• Enunciado da tarefa:
Transcreva os itens desde o início até a linha que contém "x-axis-label: Functions [375, 498, 437, 514]", inclusive, trocando "x-gridline" por "vertical-gridline" e mantendo todo o restante inalterado.
*** Itens de entrada
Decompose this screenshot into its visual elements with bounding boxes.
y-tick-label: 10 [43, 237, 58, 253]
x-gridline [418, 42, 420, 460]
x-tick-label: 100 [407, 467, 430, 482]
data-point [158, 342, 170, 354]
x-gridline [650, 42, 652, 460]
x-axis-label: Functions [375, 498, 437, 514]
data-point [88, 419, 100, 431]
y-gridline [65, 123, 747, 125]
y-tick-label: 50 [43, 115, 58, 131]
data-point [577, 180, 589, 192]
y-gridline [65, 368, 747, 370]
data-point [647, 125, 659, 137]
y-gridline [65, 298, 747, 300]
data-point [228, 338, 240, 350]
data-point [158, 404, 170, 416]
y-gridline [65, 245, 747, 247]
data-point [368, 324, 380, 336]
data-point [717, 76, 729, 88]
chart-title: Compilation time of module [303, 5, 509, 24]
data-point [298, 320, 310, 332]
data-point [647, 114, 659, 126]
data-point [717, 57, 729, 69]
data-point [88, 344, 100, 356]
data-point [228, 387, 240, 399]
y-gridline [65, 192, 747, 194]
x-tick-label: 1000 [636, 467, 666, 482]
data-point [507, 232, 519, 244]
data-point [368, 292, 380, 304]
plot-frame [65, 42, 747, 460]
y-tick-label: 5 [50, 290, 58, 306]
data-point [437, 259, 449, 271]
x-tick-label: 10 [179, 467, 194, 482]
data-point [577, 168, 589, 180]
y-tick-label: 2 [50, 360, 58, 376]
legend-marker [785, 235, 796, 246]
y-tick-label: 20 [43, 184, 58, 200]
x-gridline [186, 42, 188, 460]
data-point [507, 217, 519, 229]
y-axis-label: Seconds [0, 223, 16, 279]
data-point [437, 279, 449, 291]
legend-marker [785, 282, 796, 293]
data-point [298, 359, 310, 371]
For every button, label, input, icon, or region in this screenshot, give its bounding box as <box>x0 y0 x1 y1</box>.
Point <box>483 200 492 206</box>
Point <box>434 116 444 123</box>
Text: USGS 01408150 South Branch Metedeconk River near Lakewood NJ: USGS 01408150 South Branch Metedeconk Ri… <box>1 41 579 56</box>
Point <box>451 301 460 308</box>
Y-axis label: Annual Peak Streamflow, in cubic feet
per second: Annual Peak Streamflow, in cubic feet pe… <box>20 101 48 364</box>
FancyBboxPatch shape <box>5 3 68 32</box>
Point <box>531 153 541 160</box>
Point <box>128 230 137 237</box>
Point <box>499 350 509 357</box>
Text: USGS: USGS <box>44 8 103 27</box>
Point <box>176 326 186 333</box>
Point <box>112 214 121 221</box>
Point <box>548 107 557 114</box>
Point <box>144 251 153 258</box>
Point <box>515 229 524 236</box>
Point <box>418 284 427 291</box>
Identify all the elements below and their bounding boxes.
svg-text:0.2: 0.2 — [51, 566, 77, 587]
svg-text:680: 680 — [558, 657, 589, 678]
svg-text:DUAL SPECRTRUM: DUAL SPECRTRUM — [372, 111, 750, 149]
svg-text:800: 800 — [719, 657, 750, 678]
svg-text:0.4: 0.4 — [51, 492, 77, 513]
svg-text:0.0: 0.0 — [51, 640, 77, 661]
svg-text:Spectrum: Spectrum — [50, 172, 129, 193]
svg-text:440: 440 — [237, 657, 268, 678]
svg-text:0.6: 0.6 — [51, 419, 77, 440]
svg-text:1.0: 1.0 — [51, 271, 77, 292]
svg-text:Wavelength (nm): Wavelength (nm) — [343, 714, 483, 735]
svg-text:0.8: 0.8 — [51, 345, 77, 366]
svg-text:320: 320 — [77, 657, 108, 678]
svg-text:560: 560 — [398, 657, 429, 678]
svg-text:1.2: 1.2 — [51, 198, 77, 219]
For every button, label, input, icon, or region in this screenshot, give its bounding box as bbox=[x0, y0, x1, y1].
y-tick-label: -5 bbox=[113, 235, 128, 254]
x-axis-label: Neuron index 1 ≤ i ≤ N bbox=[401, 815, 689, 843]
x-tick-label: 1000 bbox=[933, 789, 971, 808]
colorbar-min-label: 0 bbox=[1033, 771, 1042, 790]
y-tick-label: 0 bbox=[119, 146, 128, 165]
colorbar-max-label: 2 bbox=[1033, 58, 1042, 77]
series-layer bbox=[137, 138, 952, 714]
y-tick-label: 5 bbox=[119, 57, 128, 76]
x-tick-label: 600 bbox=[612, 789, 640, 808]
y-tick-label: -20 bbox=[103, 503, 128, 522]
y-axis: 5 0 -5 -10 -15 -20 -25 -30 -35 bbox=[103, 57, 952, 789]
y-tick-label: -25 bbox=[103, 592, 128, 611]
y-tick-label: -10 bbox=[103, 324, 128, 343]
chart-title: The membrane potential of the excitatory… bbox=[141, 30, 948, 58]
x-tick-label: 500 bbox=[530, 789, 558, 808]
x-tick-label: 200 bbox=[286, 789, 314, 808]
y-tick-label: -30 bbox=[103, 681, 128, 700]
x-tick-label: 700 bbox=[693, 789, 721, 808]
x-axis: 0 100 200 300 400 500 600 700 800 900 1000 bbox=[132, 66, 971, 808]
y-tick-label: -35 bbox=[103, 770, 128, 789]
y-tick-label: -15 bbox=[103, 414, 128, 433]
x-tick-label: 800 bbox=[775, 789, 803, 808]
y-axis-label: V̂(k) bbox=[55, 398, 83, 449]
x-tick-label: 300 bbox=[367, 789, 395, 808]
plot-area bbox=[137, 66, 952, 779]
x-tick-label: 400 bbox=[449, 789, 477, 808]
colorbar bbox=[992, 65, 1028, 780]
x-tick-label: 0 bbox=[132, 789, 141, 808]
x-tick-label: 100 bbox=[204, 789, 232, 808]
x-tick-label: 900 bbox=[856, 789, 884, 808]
******
• Resolução proposta:
Decompose this screenshot into its visual elements with bounding boxes.
y-tick-label: 10 [43, 237, 58, 253]
vertical-gridline [418, 42, 420, 460]
x-tick-label: 100 [407, 467, 430, 482]
data-point [158, 342, 170, 354]
vertical-gridline [650, 42, 652, 460]
x-axis-label: Functions [375, 498, 437, 514]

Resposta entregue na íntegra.